[Records to use]

* start *

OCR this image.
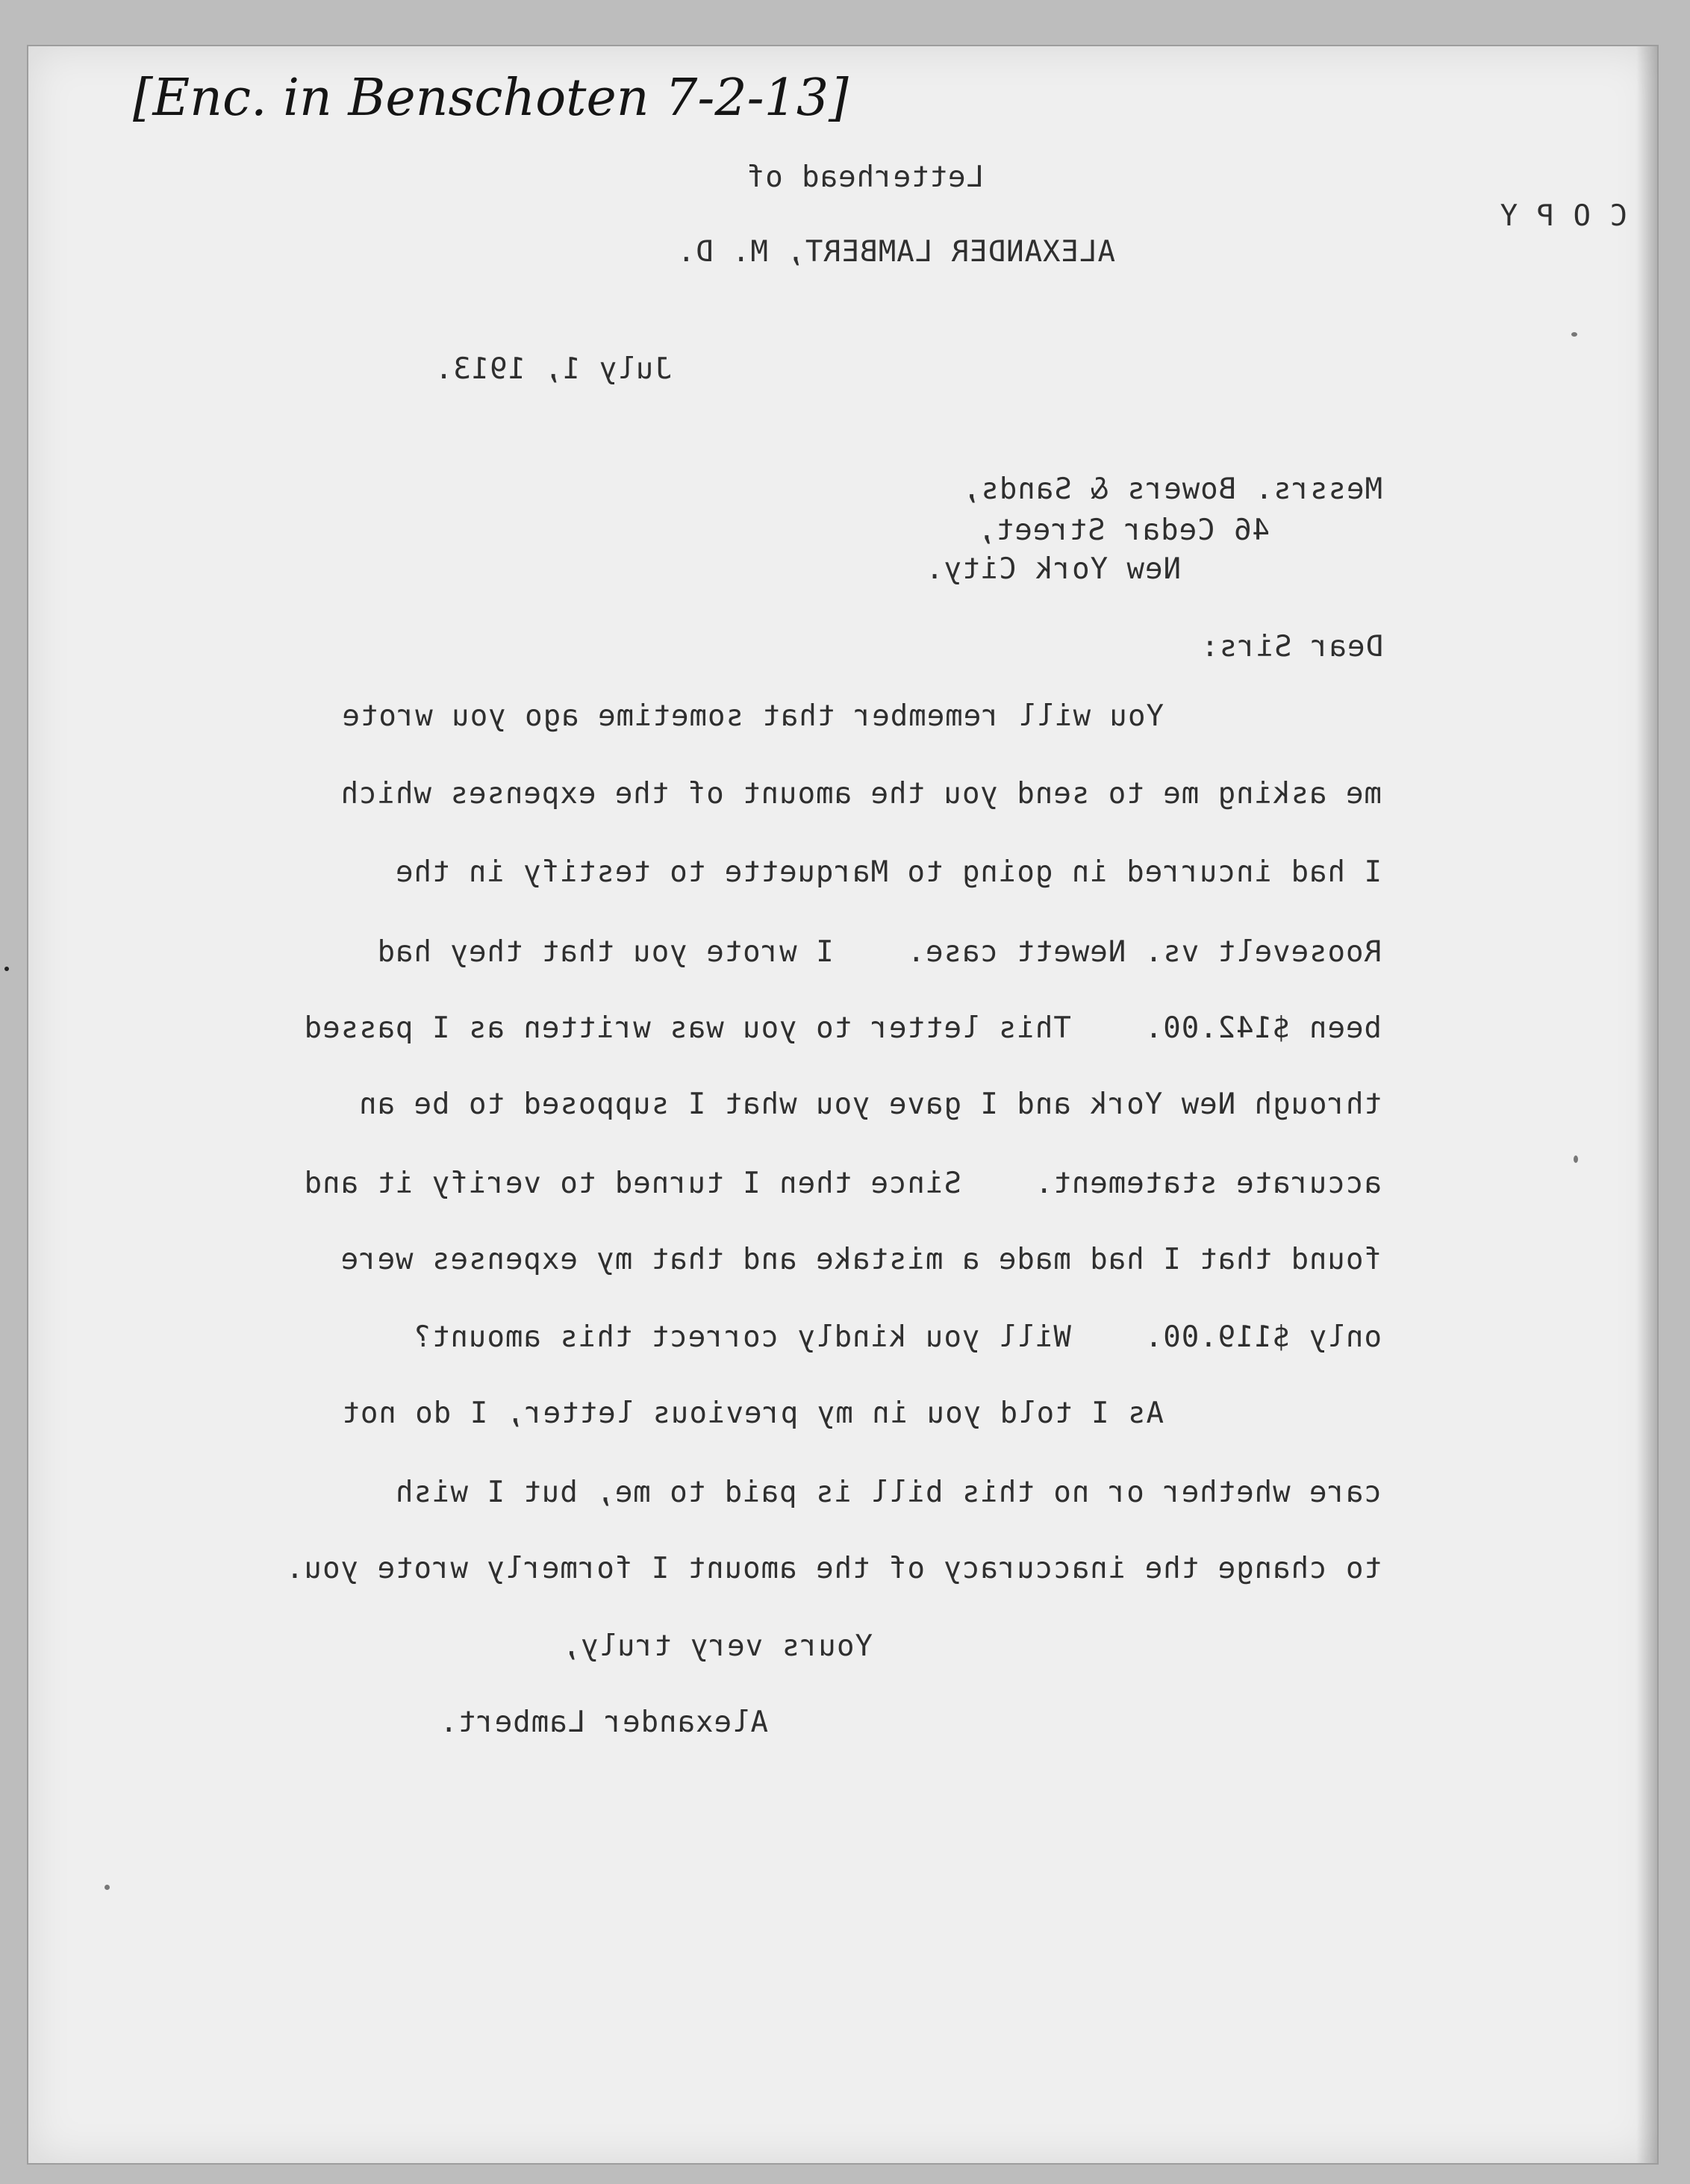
[Enc. in Benschoten 7-2-13]
Letterhead of
C O P Y
ALEXANDER LAMBERT, M. D.
July 1, 1913.
Messrs. Bowers & Sands,
46 Cedar Street,
New York City.
Dear Sirs:
You will remember that sometime ago you wrote
me asking me to send you the amount of the expenses which
I had incurred in going to Marquette to testify in the
Roosevelt vs. Newett case.    I wrote you that they had
been $142.00.    This letter to you was written as I passed
through New York and I gave you what I supposed to be an
accurate statement.    Since then I turned to verify it and
found that I had made a mistake and that my expenses were
only $119.00.    Will you kindly correct this amount?
As I told you in my previous letter, I do not
care whether or no this bill is paid to me, but I wish
to change the inaccuracy of the amount I formerly wrote you.
Yours very truly,
Alexander Lambert.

* end *

[Exercise]
Check each line of the listing above for the string "York", then report only how many lines have it.

[Final answer]
2